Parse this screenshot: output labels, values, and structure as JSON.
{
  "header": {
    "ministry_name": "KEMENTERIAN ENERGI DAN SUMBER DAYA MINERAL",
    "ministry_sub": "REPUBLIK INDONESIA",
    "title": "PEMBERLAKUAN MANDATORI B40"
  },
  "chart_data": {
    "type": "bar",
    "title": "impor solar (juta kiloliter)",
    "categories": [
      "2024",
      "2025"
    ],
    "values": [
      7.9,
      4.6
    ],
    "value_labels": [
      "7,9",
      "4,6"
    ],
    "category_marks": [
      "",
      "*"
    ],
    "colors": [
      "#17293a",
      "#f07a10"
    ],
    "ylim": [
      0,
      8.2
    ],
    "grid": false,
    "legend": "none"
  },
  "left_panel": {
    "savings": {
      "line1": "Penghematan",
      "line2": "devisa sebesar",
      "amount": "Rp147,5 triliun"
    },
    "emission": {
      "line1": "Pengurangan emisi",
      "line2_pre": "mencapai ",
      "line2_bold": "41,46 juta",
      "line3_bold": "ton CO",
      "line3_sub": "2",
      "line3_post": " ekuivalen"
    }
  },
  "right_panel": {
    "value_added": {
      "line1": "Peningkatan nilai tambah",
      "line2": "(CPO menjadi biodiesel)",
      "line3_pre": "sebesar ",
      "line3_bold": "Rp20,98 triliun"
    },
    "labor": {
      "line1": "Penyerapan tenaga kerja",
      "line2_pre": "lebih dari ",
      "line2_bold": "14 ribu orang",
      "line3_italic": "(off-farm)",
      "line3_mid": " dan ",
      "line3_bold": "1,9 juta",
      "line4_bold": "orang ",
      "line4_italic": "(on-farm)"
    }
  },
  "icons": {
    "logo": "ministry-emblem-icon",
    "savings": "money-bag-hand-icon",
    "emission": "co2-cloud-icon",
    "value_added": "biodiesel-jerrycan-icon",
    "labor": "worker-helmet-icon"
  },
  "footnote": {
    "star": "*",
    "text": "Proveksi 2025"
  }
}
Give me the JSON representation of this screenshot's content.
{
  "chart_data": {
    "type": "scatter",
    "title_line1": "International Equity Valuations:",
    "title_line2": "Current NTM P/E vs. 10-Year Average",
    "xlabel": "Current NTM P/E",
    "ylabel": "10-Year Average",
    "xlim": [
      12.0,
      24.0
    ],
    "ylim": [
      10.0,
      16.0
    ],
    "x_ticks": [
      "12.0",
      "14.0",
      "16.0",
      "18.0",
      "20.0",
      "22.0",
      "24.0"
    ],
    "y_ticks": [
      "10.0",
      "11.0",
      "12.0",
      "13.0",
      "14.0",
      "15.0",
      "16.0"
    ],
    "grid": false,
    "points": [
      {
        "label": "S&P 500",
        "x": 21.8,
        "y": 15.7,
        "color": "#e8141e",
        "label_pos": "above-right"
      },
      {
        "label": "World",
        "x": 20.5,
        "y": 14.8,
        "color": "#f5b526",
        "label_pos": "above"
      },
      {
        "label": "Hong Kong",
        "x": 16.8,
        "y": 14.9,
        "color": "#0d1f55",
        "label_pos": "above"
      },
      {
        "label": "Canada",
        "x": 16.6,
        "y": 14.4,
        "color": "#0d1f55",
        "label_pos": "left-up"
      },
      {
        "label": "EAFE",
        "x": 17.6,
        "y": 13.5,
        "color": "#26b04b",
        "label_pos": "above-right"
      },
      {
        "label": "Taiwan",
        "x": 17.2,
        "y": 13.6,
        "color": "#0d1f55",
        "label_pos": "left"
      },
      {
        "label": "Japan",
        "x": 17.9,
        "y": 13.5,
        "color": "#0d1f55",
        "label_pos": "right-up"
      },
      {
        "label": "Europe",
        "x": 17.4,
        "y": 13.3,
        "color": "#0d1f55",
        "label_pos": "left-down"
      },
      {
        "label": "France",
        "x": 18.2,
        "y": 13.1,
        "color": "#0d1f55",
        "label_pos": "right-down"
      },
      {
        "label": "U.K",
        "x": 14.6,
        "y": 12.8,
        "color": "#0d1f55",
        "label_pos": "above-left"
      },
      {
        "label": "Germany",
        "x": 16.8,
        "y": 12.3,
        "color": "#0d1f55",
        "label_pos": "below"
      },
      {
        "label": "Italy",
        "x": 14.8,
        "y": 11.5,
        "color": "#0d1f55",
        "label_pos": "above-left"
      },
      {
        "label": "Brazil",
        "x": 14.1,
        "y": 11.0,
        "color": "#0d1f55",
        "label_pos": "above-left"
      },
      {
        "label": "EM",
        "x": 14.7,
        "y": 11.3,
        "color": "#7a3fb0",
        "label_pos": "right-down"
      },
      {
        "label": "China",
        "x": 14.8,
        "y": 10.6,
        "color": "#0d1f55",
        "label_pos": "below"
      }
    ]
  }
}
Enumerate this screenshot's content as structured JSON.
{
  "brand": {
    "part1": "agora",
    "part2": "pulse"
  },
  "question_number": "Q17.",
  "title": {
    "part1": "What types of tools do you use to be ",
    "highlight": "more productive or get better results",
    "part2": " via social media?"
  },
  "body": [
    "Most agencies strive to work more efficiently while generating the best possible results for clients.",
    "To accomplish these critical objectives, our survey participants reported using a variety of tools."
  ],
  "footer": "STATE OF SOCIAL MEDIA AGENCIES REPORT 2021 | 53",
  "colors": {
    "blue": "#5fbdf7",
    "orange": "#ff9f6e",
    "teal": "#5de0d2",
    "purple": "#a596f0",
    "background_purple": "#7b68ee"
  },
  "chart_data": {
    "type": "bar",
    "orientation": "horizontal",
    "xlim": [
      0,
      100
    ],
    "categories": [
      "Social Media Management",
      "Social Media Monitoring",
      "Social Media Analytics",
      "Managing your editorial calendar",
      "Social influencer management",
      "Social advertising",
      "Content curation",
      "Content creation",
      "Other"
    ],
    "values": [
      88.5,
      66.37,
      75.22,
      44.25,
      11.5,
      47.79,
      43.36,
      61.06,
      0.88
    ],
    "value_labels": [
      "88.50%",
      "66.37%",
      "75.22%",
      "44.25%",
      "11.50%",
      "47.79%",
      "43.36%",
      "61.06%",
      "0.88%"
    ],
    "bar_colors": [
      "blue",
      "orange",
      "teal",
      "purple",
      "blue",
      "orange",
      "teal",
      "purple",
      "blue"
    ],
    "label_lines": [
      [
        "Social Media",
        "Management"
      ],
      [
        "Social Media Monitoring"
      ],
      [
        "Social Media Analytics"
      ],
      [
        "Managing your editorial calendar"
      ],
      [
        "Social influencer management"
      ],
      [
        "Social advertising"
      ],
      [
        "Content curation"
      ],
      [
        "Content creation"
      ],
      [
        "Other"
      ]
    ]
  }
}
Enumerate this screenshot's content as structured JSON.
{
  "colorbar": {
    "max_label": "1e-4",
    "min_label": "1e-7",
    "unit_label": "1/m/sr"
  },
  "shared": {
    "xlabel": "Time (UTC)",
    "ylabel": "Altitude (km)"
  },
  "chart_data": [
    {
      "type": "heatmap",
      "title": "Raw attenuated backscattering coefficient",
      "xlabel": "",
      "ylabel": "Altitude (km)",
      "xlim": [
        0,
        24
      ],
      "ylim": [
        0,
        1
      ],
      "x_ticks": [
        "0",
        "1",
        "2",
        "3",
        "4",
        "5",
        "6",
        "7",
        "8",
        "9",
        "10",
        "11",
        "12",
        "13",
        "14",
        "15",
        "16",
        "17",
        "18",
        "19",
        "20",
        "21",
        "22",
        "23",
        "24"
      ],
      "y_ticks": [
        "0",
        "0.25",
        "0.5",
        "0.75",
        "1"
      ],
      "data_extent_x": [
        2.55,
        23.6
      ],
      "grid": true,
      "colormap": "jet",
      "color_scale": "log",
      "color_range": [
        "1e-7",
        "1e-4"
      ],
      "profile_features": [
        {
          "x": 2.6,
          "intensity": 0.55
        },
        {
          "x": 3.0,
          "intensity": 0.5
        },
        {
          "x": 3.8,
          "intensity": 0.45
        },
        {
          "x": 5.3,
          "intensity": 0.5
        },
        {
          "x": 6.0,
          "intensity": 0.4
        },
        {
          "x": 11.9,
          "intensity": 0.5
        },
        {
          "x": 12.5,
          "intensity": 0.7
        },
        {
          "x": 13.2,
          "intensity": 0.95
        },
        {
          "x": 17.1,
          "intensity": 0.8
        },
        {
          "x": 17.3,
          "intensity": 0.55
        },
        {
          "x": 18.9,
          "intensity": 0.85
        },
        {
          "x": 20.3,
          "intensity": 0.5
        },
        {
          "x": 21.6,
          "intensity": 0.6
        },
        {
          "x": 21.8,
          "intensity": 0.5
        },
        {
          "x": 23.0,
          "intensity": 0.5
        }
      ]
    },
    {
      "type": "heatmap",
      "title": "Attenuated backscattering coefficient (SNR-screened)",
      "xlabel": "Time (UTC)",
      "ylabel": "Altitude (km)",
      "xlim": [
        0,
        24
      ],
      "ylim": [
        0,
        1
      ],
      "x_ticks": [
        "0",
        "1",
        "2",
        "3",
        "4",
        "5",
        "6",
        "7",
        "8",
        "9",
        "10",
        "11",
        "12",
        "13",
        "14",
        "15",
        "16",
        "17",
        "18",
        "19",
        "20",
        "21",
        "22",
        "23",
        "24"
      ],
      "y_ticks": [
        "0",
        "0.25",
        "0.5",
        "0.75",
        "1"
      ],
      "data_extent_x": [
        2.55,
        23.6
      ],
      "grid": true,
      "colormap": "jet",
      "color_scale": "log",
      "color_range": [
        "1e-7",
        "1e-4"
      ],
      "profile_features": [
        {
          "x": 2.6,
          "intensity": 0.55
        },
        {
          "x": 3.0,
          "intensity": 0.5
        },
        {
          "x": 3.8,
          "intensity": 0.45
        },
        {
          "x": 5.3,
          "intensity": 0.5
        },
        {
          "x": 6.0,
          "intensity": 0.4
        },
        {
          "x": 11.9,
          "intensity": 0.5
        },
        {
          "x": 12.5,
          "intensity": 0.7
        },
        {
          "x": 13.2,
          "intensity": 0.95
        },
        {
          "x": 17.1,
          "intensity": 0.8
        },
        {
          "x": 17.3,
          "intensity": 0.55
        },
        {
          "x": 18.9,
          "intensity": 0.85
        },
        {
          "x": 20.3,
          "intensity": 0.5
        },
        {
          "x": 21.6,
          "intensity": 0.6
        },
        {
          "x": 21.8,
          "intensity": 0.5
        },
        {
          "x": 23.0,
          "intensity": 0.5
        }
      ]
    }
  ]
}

▬▬▬▬▬▬

EXERCISE DIRECTIONS » Copy all lines from the material that hold "this".

PROBLEM SOLUTION »
Parse this screenshot: output labels, values, and structure as JSON.
Give me the JSON representation of this screenshot's content.
Enumerate this screenshot's content as structured JSON.
Enumerate this screenshot's content as structured JSON.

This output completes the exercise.